- **What you need to do**:
Edit the lines of the listing starting at the one containing "Text: GSM999835: GSM999835" and ending at the one containing "Bar xyxy=(158,85,183,213)" by changing "FancyBboxPatch shape" to "Rounded box", and return only those lines with nothing else altered.

Layout region listing:
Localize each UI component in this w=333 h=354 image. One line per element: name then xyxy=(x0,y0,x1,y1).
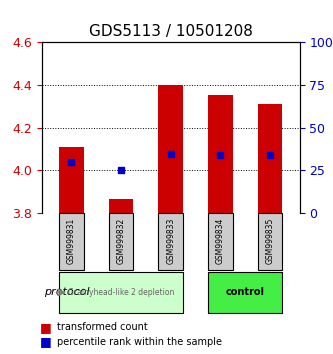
Text: GSM999835: GSM999835 xyxy=(265,218,274,264)
Text: ■: ■ xyxy=(40,321,52,334)
Text: percentile rank within the sample: percentile rank within the sample xyxy=(57,337,221,347)
FancyBboxPatch shape xyxy=(109,213,134,270)
FancyBboxPatch shape xyxy=(257,213,282,270)
Bar xyxy=(59,147,84,213)
FancyBboxPatch shape xyxy=(59,213,84,270)
Text: GSM999832: GSM999832 xyxy=(117,218,126,264)
Text: transformed count: transformed count xyxy=(57,322,148,332)
FancyBboxPatch shape xyxy=(208,213,233,270)
Text: control: control xyxy=(225,287,265,297)
FancyBboxPatch shape xyxy=(158,213,183,270)
Bar xyxy=(158,85,183,213)
Title: GDS5113 / 10501208: GDS5113 / 10501208 xyxy=(89,23,253,39)
Bar xyxy=(208,95,233,213)
Text: GSM999833: GSM999833 xyxy=(166,218,175,264)
Text: protocol: protocol xyxy=(44,287,90,297)
Bar xyxy=(109,199,134,213)
Text: GSM999834: GSM999834 xyxy=(216,218,225,264)
Text: Grainyhead-like 2 depletion: Grainyhead-like 2 depletion xyxy=(68,288,174,297)
FancyBboxPatch shape xyxy=(208,272,282,313)
Text: ■: ■ xyxy=(40,335,52,348)
Text: GSM999831: GSM999831 xyxy=(67,218,76,264)
Bar xyxy=(257,104,282,213)
FancyBboxPatch shape xyxy=(59,272,183,313)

- **Solved exercise**:
Text: GSM999835: GSM999835 xyxy=(265,218,274,264)
Text: ■: ■ xyxy=(40,321,52,334)
Text: percentile rank within the sample: percentile rank within the sample xyxy=(57,337,221,347)
Rounded box xyxy=(109,213,134,270)
Rounded box xyxy=(257,213,282,270)
Bar xyxy=(59,147,84,213)
Rounded box xyxy=(59,213,84,270)
Text: GSM999832: GSM999832 xyxy=(117,218,126,264)
Text: transformed count: transformed count xyxy=(57,322,148,332)
Rounded box xyxy=(208,213,233,270)
Text: control: control xyxy=(225,287,265,297)
Rounded box xyxy=(158,213,183,270)
Bar xyxy=(158,85,183,213)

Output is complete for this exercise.